> Request
Look for "color" in each line of the entries, and return the matching lines.

Records contained in a dataset:
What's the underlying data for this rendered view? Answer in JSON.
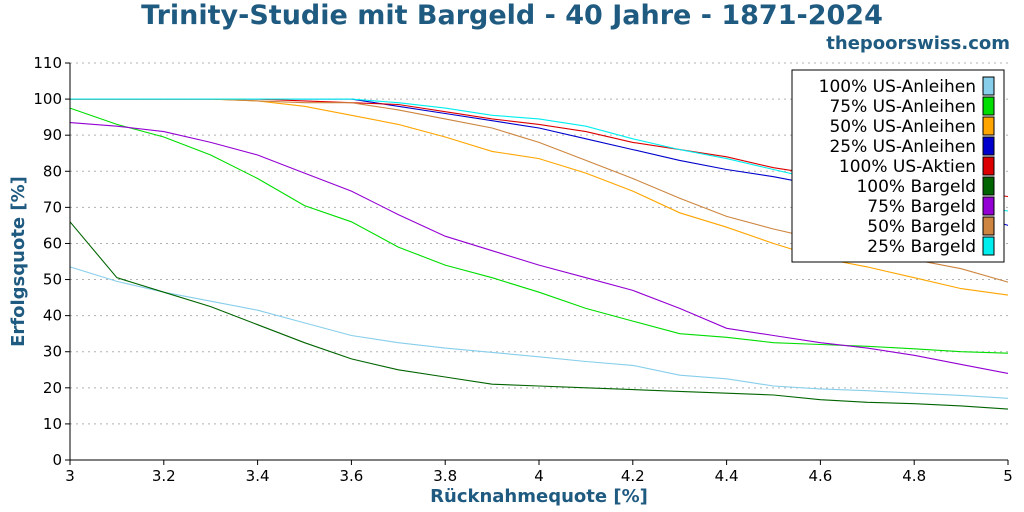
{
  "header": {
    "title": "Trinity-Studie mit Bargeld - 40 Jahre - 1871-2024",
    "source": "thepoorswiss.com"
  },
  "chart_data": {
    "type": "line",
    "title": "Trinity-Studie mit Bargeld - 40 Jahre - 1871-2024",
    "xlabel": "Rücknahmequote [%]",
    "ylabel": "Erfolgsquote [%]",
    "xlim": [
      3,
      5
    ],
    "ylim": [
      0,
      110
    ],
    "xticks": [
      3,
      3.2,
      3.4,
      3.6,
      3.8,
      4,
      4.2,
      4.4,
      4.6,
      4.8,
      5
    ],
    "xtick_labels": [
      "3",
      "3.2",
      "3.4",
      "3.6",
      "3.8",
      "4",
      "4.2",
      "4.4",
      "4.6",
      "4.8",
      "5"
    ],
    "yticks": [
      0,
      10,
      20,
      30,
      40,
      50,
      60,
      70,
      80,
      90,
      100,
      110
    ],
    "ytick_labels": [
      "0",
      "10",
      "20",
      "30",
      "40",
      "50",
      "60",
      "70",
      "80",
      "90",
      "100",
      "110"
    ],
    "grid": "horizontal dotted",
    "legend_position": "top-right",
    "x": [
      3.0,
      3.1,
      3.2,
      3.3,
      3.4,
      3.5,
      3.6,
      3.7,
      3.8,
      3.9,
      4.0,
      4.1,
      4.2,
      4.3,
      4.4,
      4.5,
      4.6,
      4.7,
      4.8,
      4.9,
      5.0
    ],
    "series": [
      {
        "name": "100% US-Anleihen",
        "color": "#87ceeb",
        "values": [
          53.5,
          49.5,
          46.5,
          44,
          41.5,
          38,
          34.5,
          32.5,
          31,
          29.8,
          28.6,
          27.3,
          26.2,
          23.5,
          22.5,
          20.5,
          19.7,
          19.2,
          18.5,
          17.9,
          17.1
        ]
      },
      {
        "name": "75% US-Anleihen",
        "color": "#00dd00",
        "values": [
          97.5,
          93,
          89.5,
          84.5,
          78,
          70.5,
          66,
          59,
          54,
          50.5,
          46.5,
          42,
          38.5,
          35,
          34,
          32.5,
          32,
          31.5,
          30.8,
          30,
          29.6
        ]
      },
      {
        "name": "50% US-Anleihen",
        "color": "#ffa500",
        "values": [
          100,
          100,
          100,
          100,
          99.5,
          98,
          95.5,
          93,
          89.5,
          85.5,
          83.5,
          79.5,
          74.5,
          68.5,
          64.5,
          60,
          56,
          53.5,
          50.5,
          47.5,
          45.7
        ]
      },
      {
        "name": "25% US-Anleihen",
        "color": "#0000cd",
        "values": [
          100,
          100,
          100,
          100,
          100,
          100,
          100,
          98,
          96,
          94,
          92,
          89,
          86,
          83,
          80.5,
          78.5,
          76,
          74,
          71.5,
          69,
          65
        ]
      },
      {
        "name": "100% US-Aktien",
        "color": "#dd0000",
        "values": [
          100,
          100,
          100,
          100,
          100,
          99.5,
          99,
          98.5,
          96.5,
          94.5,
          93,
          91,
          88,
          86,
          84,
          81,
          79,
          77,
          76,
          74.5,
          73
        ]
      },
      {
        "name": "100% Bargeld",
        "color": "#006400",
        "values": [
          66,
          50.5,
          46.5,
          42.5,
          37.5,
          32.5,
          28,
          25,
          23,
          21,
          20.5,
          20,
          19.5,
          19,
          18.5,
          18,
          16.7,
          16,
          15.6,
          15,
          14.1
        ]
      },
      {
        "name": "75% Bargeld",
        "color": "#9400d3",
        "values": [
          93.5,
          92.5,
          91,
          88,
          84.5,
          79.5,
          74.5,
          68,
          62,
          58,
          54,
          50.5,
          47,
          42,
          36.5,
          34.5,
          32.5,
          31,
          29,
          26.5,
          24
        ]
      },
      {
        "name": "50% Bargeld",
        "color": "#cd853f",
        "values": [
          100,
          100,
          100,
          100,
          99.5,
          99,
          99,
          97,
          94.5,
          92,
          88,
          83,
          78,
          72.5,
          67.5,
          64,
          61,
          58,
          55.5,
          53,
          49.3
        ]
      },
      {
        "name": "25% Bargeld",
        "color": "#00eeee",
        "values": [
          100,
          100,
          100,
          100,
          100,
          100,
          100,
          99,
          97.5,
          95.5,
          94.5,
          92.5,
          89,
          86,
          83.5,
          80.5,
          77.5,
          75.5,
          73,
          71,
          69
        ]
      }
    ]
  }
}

> Solved problem
        "color": "#87ceeb",
        "color": "#00dd00",
        "color": "#ffa500",
        "color": "#0000cd",
        "color": "#dd0000",
        "color": "#006400",
        "color": "#9400d3",
        "color": "#cd853f",
        "color": "#00eeee",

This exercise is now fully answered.